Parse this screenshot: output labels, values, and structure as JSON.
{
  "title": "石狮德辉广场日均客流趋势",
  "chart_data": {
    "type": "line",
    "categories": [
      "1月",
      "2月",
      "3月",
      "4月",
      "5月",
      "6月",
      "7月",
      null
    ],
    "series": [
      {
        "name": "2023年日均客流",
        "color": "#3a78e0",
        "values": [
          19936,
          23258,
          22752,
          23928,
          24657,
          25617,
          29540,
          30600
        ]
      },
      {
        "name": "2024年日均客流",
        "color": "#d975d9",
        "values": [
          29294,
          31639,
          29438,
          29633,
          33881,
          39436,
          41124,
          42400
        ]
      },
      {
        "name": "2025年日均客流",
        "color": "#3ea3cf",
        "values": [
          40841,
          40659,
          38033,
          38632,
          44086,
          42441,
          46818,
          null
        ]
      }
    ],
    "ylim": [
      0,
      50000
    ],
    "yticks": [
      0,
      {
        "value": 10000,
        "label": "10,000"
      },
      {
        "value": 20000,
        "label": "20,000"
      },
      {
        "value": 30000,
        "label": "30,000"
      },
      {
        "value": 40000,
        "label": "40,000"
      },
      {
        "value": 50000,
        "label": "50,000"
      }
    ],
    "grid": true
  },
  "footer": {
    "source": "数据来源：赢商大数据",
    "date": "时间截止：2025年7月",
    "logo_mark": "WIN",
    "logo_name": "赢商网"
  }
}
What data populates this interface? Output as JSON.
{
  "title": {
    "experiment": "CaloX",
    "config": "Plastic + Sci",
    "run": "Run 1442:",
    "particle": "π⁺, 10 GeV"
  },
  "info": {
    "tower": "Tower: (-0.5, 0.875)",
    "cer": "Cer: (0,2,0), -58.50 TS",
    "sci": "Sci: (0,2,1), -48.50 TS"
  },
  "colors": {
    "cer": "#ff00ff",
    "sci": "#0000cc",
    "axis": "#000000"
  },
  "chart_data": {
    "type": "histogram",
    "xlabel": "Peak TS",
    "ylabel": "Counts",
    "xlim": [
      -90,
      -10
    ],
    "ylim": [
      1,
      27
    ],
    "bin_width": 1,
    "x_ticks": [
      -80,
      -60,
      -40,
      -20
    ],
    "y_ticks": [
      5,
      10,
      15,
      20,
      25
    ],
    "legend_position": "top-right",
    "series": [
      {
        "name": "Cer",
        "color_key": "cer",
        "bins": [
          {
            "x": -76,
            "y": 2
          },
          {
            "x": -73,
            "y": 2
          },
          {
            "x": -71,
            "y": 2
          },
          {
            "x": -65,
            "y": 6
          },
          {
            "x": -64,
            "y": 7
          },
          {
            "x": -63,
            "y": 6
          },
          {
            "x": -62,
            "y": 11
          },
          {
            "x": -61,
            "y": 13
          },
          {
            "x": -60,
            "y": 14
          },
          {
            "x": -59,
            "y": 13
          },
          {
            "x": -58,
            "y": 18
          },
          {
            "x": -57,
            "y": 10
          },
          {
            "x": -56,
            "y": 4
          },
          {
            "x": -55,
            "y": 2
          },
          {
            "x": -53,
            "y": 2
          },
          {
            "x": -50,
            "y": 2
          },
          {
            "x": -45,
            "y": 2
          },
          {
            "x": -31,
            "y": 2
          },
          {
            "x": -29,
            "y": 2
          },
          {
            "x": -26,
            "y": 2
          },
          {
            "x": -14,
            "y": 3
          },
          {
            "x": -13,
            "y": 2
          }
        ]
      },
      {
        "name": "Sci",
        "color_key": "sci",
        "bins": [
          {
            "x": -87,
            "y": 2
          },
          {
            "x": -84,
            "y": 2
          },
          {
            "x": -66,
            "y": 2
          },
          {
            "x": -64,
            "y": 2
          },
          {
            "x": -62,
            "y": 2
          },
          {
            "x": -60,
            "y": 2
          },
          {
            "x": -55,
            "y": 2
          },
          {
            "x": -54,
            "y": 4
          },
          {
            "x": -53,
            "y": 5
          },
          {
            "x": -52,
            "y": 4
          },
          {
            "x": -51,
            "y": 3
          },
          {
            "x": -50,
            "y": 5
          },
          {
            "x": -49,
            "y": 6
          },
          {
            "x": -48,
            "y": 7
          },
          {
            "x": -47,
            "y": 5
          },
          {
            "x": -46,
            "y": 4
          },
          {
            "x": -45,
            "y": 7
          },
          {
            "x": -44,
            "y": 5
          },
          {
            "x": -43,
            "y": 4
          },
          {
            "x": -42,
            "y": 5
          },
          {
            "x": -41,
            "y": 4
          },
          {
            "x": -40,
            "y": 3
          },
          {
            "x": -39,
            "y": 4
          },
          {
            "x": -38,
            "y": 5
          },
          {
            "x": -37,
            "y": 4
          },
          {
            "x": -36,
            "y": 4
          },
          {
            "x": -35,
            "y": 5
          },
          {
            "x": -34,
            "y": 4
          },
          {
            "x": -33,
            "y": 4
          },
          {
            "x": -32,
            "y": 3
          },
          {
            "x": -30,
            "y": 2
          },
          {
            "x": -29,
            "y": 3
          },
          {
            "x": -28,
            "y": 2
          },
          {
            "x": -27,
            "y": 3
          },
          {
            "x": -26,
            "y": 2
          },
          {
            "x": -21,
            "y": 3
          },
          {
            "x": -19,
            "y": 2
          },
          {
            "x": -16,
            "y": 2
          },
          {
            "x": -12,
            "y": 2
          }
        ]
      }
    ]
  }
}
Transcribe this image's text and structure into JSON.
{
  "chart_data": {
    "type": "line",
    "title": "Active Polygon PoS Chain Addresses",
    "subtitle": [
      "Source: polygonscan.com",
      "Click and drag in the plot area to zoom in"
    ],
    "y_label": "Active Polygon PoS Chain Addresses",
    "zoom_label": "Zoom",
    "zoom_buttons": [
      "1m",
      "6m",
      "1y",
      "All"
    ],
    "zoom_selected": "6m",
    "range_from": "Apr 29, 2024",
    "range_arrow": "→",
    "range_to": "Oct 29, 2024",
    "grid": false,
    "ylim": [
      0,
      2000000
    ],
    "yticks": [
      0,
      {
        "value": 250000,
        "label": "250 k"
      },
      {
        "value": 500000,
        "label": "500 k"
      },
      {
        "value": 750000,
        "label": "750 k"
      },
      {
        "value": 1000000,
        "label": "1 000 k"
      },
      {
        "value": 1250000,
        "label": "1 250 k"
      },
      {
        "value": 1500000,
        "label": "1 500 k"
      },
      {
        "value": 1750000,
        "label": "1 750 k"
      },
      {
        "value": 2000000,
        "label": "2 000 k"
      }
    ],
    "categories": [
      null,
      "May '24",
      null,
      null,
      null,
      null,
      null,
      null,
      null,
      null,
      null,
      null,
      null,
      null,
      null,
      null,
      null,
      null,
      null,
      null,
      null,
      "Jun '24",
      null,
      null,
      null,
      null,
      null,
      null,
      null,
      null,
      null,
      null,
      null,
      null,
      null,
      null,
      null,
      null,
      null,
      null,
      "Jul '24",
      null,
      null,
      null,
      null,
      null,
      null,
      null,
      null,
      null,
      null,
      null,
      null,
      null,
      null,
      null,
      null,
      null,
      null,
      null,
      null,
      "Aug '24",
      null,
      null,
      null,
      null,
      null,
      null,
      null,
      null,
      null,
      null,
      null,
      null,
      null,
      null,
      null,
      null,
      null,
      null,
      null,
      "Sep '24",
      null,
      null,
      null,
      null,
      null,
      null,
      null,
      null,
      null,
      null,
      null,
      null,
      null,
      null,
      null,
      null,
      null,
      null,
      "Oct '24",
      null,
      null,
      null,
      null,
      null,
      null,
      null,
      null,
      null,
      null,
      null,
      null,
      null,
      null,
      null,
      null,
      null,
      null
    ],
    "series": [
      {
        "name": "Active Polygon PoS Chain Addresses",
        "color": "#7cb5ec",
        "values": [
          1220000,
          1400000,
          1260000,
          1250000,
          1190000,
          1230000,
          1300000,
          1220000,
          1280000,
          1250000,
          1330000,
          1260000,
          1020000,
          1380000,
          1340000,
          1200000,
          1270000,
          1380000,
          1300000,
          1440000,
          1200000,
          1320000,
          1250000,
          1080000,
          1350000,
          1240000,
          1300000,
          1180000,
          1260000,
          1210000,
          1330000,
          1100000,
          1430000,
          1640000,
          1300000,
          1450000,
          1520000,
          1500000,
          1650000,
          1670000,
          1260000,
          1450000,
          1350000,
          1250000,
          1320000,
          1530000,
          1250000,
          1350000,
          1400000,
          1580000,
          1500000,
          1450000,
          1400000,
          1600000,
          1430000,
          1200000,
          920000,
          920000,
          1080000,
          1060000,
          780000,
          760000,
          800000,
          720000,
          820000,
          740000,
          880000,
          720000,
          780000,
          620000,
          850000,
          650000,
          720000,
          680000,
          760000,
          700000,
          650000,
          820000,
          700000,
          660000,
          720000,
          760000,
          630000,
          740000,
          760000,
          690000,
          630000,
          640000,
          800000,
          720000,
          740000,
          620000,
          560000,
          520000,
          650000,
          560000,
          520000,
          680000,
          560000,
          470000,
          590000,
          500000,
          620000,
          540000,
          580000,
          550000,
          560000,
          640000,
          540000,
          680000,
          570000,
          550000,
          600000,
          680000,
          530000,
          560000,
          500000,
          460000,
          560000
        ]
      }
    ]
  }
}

+===+

### Short exercise
Search the records above for the string "structure". Copy every line that contains it.

### Right answer
Parse this screenshot: output labels, values, and structure as JSON.
Transcribe this image's text and structure into JSON.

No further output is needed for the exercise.